─── Dataset

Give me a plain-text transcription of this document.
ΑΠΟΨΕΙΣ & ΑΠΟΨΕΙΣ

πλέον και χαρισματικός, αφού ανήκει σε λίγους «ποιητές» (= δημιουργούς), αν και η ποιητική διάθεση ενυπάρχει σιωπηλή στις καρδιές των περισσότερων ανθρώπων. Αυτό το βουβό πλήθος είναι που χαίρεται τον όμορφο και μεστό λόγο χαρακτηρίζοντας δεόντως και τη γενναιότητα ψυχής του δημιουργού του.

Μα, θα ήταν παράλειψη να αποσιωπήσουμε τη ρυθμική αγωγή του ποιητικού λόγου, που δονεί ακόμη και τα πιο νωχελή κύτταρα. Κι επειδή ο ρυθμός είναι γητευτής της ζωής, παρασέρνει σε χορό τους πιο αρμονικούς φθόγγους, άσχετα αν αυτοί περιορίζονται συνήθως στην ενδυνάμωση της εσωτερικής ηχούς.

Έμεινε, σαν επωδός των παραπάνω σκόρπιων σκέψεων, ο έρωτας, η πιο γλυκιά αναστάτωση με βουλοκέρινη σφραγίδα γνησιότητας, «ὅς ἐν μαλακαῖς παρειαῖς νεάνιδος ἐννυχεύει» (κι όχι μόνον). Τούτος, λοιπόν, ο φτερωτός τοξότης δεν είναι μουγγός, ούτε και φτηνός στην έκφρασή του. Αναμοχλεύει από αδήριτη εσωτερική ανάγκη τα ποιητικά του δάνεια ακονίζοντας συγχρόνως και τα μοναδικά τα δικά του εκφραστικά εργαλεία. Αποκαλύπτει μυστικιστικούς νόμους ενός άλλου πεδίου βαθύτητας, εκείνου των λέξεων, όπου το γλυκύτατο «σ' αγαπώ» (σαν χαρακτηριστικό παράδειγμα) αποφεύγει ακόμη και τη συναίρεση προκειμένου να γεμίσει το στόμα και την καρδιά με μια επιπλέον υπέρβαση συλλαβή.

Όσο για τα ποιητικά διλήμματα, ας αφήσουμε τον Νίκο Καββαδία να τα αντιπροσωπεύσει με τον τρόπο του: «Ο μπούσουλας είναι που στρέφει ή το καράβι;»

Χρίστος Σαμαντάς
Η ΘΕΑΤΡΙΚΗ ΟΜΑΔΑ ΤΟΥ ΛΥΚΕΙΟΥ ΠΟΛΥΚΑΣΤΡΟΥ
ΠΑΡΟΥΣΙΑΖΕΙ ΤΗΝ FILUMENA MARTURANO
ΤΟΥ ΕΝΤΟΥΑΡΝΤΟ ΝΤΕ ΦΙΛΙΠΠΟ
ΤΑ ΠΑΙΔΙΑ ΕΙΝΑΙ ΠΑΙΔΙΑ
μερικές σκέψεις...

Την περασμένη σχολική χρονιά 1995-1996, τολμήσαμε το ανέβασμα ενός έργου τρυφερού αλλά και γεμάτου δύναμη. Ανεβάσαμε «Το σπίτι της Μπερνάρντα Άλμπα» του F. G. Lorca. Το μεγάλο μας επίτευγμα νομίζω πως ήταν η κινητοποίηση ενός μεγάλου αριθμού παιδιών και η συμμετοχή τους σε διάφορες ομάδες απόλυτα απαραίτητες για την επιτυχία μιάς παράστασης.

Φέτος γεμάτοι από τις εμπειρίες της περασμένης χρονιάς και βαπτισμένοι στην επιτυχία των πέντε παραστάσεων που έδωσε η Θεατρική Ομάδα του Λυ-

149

──────

§ Aim of the task:
Your task is to print all of the records exactly.

§ Result for this task:
Give me a plain-text transcription of this document.
ΑΠΟΨΕΙΣ & ΑΠΟΨΕΙΣ

πλέον και χαρισματικός, αφού ανήκει σε λίγους «ποιητές» (= δημιουργούς), αν και η ποιητική διάθεση ενυπάρχει σιωπηλή στις καρδιές των περισσότερων ανθρώπων. Αυτό το βουβό πλήθος είναι που χαίρεται τον όμορφο και μεστό λόγο χαρακτηρίζοντας δεόντως και τη γενναιότητα ψυχής του δημιουργού του.

Μα, θα ήταν παράλειψη να αποσιωπήσουμε τη ρυθμική αγωγή του ποιητικού λόγου, που δονεί ακόμη και τα πιο νωχελή κύτταρα. Κι επειδή ο ρυθμός είναι γητευτής της ζωής, παρασέρνει σε χορό τους πιο αρμονικούς φθόγγους, άσχετα αν αυτοί περιορίζονται συνήθως στην ενδυνάμωση της εσωτερικής ηχούς.

Έμεινε, σαν επωδός των παραπάνω σκόρπιων σκέψεων, ο έρωτας, η πιο γλυκιά αναστάτωση με βουλοκέρινη σφραγίδα γνησιότητας, «ὅς ἐν μαλακαῖς παρειαῖς νεάνιδος ἐννυχεύει» (κι όχι μόνον). Τούτος, λοιπόν, ο φτερωτός τοξότης δεν είναι μουγγός, ούτε και φτηνός στην έκφρασή του. Αναμοχλεύει από αδήριτη εσωτερική ανάγκη τα ποιητικά του δάνεια ακονίζοντας συγχρόνως και τα μοναδικά τα δικά του εκφραστικά εργαλεία. Αποκαλύπτει μυστικιστικούς νόμους ενός άλλου πεδίου βαθύτητας, εκείνου των λέξεων, όπου το γλυκύτατο «σ' αγαπώ» (σαν χαρακτηριστικό παράδειγμα) αποφεύγει ακόμη και τη συναίρεση προκειμένου να γεμίσει το στόμα και την καρδιά με μια επιπλέον υπέρβαση συλλαβή.

Όσο για τα ποιητικά διλήμματα, ας αφήσουμε τον Νίκο Καββαδία να τα αντιπροσωπεύσει με τον τρόπο του: «Ο μπούσουλας είναι που στρέφει ή το καράβι;»

Χρίστος Σαμαντάς
Η ΘΕΑΤΡΙΚΗ ΟΜΑΔΑ ΤΟΥ ΛΥΚΕΙΟΥ ΠΟΛΥΚΑΣΤΡΟΥ
ΠΑΡΟΥΣΙΑΖΕΙ ΤΗΝ FILUMENA MARTURANO
ΤΟΥ ΕΝΤΟΥΑΡΝΤΟ ΝΤΕ ΦΙΛΙΠΠΟ
ΤΑ ΠΑΙΔΙΑ ΕΙΝΑΙ ΠΑΙΔΙΑ
μερικές σκέψεις...

Την περασμένη σχολική χρονιά 1995-1996, τολμήσαμε το ανέβασμα ενός έργου τρυφερού αλλά και γεμάτου δύναμη. Ανεβάσαμε «Το σπίτι της Μπερνάρντα Άλμπα» του F. G. Lorca. Το μεγάλο μας επίτευγμα νομίζω πως ήταν η κινητοποίηση ενός μεγάλου αριθμού παιδιών και η συμμετοχή τους σε διάφορες ομάδες απόλυτα απαραίτητες για την επιτυχία μιάς παράστασης.

Φέτος γεμάτοι από τις εμπειρίες της περασμένης χρονιάς και βαπτισμένοι στην επιτυχία των πέντε παραστάσεων που έδωσε η Θεατρική Ομάδα του Λυ-

149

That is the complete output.